Aim
Write out each line word for word. Drop pictures.

Source records
┌──
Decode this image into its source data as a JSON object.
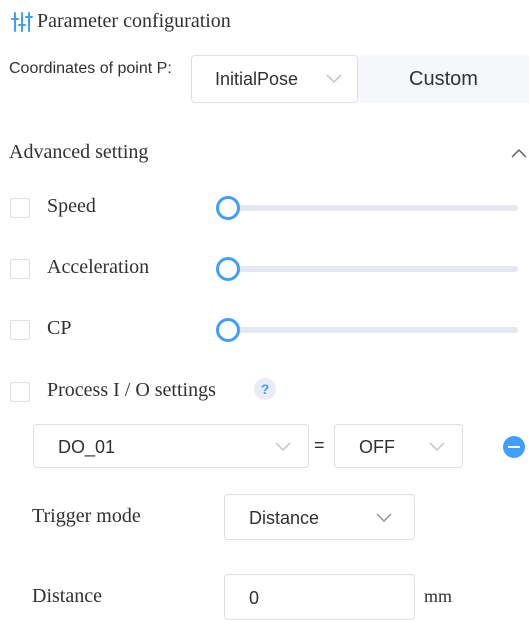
{
  "header": {
    "title": "Parameter configuration",
    "icon": "sliders-icon"
  },
  "point": {
    "label": "Coordinates of point P:",
    "selected": "InitialPose",
    "custom_label": "Custom"
  },
  "advanced": {
    "label": "Advanced setting",
    "expanded": true,
    "sliders": [
      {
        "label": "Speed",
        "checked": false,
        "value": 0
      },
      {
        "label": "Acceleration",
        "checked": false,
        "value": 0
      },
      {
        "label": "CP",
        "checked": false,
        "value": 0
      }
    ]
  },
  "process_io": {
    "label": "Process I / O settings",
    "checked": false,
    "help": "?",
    "output": "DO_01",
    "equals": "=",
    "state": "OFF",
    "trigger_label": "Trigger mode",
    "trigger_value": "Distance",
    "distance_label": "Distance",
    "distance_value": "0",
    "distance_unit": "mm"
  },
  "colors": {
    "accent": "#409eff",
    "border": "#dcdfe6",
    "track": "#e4e7ed",
    "text": "#303133"
  }
}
└──
Output
Decode this image into its source data as a JSON object.
{
  "header": {
    "title": "Parameter configuration",
    "icon": "sliders-icon"
  },
  "point": {
    "label": "Coordinates of point P:",
    "selected": "InitialPose",
    "custom_label": "Custom"
  },
  "advanced": {
    "label": "Advanced setting",
    "expanded": true,
    "sliders": [
      {
        "label": "Speed",
        "checked": false,
        "value": 0
      },
      {
        "label": "Acceleration",
        "checked": false,
        "value": 0
      },
      {
        "label": "CP",
        "checked": false,
        "value": 0
      }
    ]
  },
  "process_io": {
    "label": "Process I / O settings",
    "checked": false,
    "help": "?",
    "output": "DO_01",
    "equals": "=",
    "state": "OFF",
    "trigger_label": "Trigger mode",
    "trigger_value": "Distance",
    "distance_label": "Distance",
    "distance_value": "0",
    "distance_unit": "mm"
  },
  "colors": {
    "accent": "#409eff",
    "border": "#dcdfe6",
    "track": "#e4e7ed",
    "text": "#303133"
  }
}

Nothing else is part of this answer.